Part of a data file:

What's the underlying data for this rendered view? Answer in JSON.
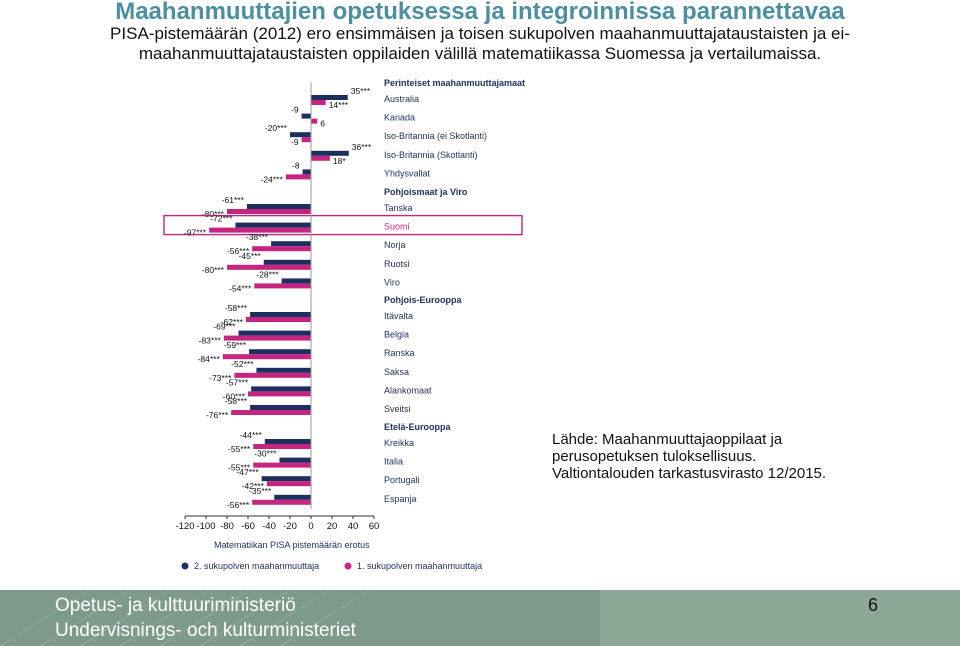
{
  "slide": {
    "title": "Maahanmuuttajien opetuksessa ja integroinnissa parannettavaa",
    "subtitle": "PISA-pistemäärän (2012) ero ensimmäisen ja toisen sukupolven maahanmuuttajataustaisten ja ei-maahanmuuttajataustaisten oppilaiden välillä matematiikassa Suomessa ja vertailumaissa.",
    "source": "Lähde: Maahanmuuttajaoppilaat ja perusopetuksen tuloksellisuus. Valtiontalouden tarkastusvirasto 12/2015.",
    "page_number": "6"
  },
  "footer": {
    "ministry_fi": "Opetus- ja kulttuuriministeriö",
    "ministry_sv": "Undervisnings- och kulturministeriet",
    "background_color": "#7e9a8a"
  },
  "chart_data": {
    "type": "bar",
    "orientation": "horizontal",
    "xlabel": "Matematiikan PISA pistemäärän erotus",
    "xlim": [
      -120,
      60
    ],
    "xticks": [
      "-120",
      "-100",
      "-80",
      "-60",
      "-40",
      "-20",
      "0",
      "20",
      "40",
      "60"
    ],
    "grid": false,
    "legend_position": "bottom",
    "highlighted_row": "Suomi",
    "series": [
      {
        "name": "2. sukupolven maahanmuuttaja",
        "color": "#1c2f5e"
      },
      {
        "name": "1. sukupolven maahanmuuttaja",
        "color": "#c4257e"
      }
    ],
    "groups": [
      {
        "name": "Perinteiset maahanmuuttajamaat",
        "rows": [
          {
            "country": "Australia",
            "second_gen": 35,
            "second_gen_label": "35***",
            "first_gen": 14,
            "first_gen_label": "14***"
          },
          {
            "country": "Kanada",
            "second_gen": -9,
            "second_gen_label": "-9",
            "first_gen": 6,
            "first_gen_label": "6"
          },
          {
            "country": "Iso-Britannia (ei Skotlanti)",
            "second_gen": -20,
            "second_gen_label": "-20***",
            "first_gen": -9,
            "first_gen_label": "-9"
          },
          {
            "country": "Iso-Britannia (Skotlanti)",
            "second_gen": 36,
            "second_gen_label": "36***",
            "first_gen": 18,
            "first_gen_label": "18*"
          },
          {
            "country": "Yhdysvallat",
            "second_gen": -8,
            "second_gen_label": "-8",
            "first_gen": -24,
            "first_gen_label": "-24***"
          }
        ]
      },
      {
        "name": "Pohjoismaat ja Viro",
        "rows": [
          {
            "country": "Tanska",
            "second_gen": -61,
            "second_gen_label": "-61***",
            "first_gen": -80,
            "first_gen_label": "-80***"
          },
          {
            "country": "Suomi",
            "second_gen": -72,
            "second_gen_label": "-72***",
            "first_gen": -97,
            "first_gen_label": "-97***"
          },
          {
            "country": "Norja",
            "second_gen": -38,
            "second_gen_label": "-38***",
            "first_gen": -56,
            "first_gen_label": "-56***"
          },
          {
            "country": "Ruotsi",
            "second_gen": -45,
            "second_gen_label": "-45***",
            "first_gen": -80,
            "first_gen_label": "-80***"
          },
          {
            "country": "Viro",
            "second_gen": -28,
            "second_gen_label": "-28***",
            "first_gen": -54,
            "first_gen_label": "-54***"
          }
        ]
      },
      {
        "name": "Pohjois-Eurooppa",
        "rows": [
          {
            "country": "Itävalta",
            "second_gen": -58,
            "second_gen_label": "-58***",
            "first_gen": -62,
            "first_gen_label": "-62***"
          },
          {
            "country": "Belgia",
            "second_gen": -69,
            "second_gen_label": "-69***",
            "first_gen": -83,
            "first_gen_label": "-83***"
          },
          {
            "country": "Ranska",
            "second_gen": -59,
            "second_gen_label": "-59***",
            "first_gen": -84,
            "first_gen_label": "-84***"
          },
          {
            "country": "Saksa",
            "second_gen": -52,
            "second_gen_label": "-52***",
            "first_gen": -73,
            "first_gen_label": "-73***"
          },
          {
            "country": "Alankomaat",
            "second_gen": -57,
            "second_gen_label": "-57***",
            "first_gen": -60,
            "first_gen_label": "-60***"
          },
          {
            "country": "Sveitsi",
            "second_gen": -58,
            "second_gen_label": "-58***",
            "first_gen": -76,
            "first_gen_label": "-76***"
          }
        ]
      },
      {
        "name": "Etelä-Eurooppa",
        "rows": [
          {
            "country": "Kreikka",
            "second_gen": -44,
            "second_gen_label": "-44***",
            "first_gen": -55,
            "first_gen_label": "-55***"
          },
          {
            "country": "Italia",
            "second_gen": -30,
            "second_gen_label": "-30***",
            "first_gen": -55,
            "first_gen_label": "-55***"
          },
          {
            "country": "Portugali",
            "second_gen": -47,
            "second_gen_label": "-47***",
            "first_gen": -42,
            "first_gen_label": "-42***"
          },
          {
            "country": "Espanja",
            "second_gen": -35,
            "second_gen_label": "-35***",
            "first_gen": -56,
            "first_gen_label": "-56***"
          }
        ]
      }
    ]
  }
}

## Prompt
Copy in full each line that holds the word "PISA".

## Exercise result
    "subtitle": "PISA-pistemäärän (2012) ero ensimmäisen ja toisen sukupolven maahanmuuttajataustaisten ja ei-maahanmuuttajataustaisten oppilaiden välillä matematiikassa Suomessa ja vertailumaissa.",
    "xlabel": "Matematiikan PISA pistemäärän erotus",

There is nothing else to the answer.